## Short exercise
State how many lines of the entries hold the string "Speed", and nothing more.

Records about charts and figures
※ ※ ※
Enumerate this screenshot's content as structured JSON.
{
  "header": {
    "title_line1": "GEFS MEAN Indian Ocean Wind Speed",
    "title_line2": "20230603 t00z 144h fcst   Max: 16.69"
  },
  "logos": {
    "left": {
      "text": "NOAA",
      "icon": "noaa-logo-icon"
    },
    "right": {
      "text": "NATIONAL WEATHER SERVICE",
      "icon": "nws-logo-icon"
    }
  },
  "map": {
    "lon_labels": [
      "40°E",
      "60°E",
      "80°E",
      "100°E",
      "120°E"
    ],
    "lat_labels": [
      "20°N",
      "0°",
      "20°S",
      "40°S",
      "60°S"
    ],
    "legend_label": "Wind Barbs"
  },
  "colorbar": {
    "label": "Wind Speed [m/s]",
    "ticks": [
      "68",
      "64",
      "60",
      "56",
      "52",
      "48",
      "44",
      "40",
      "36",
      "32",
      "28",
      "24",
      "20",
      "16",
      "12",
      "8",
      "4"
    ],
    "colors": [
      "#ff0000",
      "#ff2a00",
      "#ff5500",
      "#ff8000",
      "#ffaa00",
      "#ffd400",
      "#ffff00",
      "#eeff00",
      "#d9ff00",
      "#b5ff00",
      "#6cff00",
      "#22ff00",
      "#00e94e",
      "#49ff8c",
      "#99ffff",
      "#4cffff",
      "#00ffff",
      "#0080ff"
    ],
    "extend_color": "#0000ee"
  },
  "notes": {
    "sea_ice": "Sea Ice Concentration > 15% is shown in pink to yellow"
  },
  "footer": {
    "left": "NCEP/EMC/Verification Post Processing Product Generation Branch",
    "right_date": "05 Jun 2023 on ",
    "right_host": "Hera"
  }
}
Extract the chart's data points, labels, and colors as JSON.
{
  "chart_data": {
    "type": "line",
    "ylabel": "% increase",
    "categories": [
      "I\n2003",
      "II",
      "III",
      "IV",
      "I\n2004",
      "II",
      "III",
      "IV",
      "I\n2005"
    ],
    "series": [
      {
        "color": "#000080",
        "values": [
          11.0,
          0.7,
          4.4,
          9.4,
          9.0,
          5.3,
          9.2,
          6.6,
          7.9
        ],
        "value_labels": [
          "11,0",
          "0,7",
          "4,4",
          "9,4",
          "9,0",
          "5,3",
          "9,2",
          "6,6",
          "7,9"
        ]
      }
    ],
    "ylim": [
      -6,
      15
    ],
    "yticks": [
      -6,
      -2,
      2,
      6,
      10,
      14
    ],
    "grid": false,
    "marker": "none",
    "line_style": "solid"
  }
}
※ ※ ※
## The result
2